Consigna: Edite el fragmento sobre Camilo Lachino: reproduzca la parte que comienza con las palabras que contienen "Así como Guerrero" y termina con "a las camionetas.", reemplazando "palacio municipal" por "ayuntamiento".

Bloque de texto:

┄┄┄┄┄┄┄┄┄┄

Tras esa experiencia, regresa a Michoacán para retomar su actividad en las artes visuales, solo que en su camino se atraviesa David Durán Naquid, Gerardo Méndez y Jorge Amós. Ese grupo organiza el Primer Encuentro de Son Raíz, en Pátzcuaro, por ahí del 2010. Entre los invitados estuvieron Mono Blanco, Los Cultivadores del Son, Guillermo Velázquez y los Leones de la Sierra de Xichú, Serafín Ibarra y Los Carácuaro. Serían los años en que se gestó la asociación civil Música y Baile Tradicional, que también organizó el Campamento para Guachitos, encuentros formativos para niñas y niños de aquella frontera donde se encuentran Michoacán, Guerrero y Jalisco.

Camilo Lachino
Fotos: Cortesía Camilo Lachino

Así como Guerrero sufrió su guerrilla, en el Michoacán de los dosmiles se vivía la guerra contra el narco, encabezada por el presidente Felipe Calderón. “Andábamos en Apatzingán, Tiquicheo, Huetamo, Arteaga, Coalcomán”, en la zona más caliente de la tierra caliente. Recuerda cómo en un campamento en Lázaro Cárdenas estaban rodeados de tanques: “En Tiquicheo teníamos dos gobiernos; en la mañana abría el palacio municipal, cobraban el predial, hacían sus trámites. Pero a las siete de la noche llegaba el otro gobierno, el de los narcos. Cerraba el palacio y se abría el antro”. Lo más bello de esa experiencia, dice Camilo, fue comprobar que los llamados guachitos se convirtieron en ingenieros, en artistas, que viajaron por el mundo gracias a que quisieron más al arte que a las camionetas.

┄┄┄┄┄┄┄┄┄┄

Datos de comprensión de documentos:
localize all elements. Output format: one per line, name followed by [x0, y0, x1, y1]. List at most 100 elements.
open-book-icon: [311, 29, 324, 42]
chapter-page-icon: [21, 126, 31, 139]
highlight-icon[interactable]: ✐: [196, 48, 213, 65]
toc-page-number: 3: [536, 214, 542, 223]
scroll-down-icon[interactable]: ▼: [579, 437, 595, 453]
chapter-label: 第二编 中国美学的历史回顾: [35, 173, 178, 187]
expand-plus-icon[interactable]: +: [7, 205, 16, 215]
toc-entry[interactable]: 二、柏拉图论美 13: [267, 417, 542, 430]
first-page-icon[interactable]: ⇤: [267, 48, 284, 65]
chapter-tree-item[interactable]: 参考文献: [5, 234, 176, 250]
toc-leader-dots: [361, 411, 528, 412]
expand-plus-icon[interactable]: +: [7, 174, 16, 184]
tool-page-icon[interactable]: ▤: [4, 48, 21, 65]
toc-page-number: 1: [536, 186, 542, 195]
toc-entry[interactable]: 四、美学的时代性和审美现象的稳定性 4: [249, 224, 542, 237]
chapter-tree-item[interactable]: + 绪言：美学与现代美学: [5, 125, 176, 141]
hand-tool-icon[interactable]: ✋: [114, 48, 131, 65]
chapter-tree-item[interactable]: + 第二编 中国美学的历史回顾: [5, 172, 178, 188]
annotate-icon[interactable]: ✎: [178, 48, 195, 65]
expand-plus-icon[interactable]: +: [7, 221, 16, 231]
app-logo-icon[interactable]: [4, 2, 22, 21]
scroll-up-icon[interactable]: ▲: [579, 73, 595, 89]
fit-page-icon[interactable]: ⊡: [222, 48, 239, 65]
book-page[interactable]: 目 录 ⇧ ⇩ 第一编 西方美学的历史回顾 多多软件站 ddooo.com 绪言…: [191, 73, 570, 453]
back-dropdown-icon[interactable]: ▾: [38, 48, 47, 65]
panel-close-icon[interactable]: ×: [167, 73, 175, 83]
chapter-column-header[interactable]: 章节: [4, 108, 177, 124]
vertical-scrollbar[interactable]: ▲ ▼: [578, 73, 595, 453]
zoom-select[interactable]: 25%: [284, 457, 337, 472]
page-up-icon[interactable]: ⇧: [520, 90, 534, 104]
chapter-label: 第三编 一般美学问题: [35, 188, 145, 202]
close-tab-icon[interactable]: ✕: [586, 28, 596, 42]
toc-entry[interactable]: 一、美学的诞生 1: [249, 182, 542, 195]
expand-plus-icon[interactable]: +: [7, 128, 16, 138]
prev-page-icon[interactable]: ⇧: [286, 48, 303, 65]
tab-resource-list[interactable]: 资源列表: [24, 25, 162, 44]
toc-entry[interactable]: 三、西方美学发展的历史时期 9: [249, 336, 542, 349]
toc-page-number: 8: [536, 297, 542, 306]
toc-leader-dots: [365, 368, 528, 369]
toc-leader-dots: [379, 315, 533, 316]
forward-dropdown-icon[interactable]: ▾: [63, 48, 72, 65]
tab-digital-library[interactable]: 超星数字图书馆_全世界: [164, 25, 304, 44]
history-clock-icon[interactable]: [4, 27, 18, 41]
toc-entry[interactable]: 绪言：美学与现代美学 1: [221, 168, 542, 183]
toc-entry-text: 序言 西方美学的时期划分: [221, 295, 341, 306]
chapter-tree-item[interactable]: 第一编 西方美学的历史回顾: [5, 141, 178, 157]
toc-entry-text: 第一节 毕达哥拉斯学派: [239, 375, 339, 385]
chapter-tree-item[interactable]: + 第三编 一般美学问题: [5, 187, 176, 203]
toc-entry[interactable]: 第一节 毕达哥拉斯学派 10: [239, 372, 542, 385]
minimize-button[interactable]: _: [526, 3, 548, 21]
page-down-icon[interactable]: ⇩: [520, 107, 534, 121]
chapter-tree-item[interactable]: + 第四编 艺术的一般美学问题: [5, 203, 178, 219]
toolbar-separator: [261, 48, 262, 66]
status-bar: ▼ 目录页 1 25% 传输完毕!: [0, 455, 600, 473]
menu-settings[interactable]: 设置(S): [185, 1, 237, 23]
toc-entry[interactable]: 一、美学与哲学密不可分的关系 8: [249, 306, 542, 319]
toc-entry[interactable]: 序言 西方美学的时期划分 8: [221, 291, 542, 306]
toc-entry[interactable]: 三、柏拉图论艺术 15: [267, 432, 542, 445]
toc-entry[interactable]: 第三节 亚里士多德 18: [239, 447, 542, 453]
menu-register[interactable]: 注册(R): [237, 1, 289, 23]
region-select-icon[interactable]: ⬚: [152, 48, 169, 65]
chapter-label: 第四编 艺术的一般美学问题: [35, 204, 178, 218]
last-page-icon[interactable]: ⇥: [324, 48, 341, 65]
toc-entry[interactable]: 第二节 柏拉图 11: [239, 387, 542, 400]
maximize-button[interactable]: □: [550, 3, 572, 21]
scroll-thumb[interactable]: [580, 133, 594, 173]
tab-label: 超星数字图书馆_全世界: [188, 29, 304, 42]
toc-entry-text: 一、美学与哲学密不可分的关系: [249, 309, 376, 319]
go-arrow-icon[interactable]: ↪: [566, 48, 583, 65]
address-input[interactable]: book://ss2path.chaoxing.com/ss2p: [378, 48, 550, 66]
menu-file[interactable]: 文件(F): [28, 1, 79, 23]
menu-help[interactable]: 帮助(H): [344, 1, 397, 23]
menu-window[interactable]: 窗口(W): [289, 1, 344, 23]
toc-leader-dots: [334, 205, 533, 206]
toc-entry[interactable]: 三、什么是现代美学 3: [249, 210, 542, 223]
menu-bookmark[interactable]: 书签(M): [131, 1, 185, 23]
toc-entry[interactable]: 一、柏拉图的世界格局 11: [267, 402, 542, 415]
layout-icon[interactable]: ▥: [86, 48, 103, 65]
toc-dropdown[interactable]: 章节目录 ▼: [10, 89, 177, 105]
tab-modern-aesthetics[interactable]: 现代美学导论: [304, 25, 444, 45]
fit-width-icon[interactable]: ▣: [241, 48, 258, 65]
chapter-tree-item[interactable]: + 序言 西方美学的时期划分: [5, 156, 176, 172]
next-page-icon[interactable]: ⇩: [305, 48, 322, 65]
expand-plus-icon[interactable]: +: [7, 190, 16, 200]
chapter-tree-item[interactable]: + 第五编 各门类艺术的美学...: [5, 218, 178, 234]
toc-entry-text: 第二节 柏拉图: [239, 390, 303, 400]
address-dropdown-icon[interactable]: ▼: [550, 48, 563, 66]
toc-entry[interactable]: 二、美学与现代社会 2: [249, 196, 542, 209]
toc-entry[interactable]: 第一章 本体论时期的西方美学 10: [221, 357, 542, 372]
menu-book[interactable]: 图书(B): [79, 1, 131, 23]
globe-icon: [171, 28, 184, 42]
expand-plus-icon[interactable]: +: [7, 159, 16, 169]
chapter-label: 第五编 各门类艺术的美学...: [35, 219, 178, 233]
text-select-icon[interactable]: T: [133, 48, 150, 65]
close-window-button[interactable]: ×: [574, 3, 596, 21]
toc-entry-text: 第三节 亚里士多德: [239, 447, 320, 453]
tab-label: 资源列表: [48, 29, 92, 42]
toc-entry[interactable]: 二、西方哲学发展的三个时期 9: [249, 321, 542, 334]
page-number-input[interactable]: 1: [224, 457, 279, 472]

┄┄┄┄┄┄┄┄┄┄

Ejercicio resuelto:
Así como Guerrero sufrió su guerrilla, en el Michoacán de los dosmiles se vivía la guerra contra el narco, encabezada por el presidente Felipe Calderón. “Andábamos en Apatzingán, Tiquicheo, Huetamo, Arteaga, Coalcomán”, en la zona más caliente de la tierra caliente. Recuerda cómo en un campamento en Lázaro Cárdenas estaban rodeados de tanques: “En Tiquicheo teníamos dos gobiernos; en la mañana abría el ayuntamiento, cobraban el predial, hacían sus trámites. Pero a las siete de la noche llegaba el otro gobierno, el de los narcos. Cerraba el palacio y se abría el antro”. Lo más bello de esa experiencia, dice Camilo, fue comprobar que los llamados guachitos se convirtieron en ingenieros, en artistas, que viajaron por el mundo gracias a que quisieron más al arte que a las camionetas.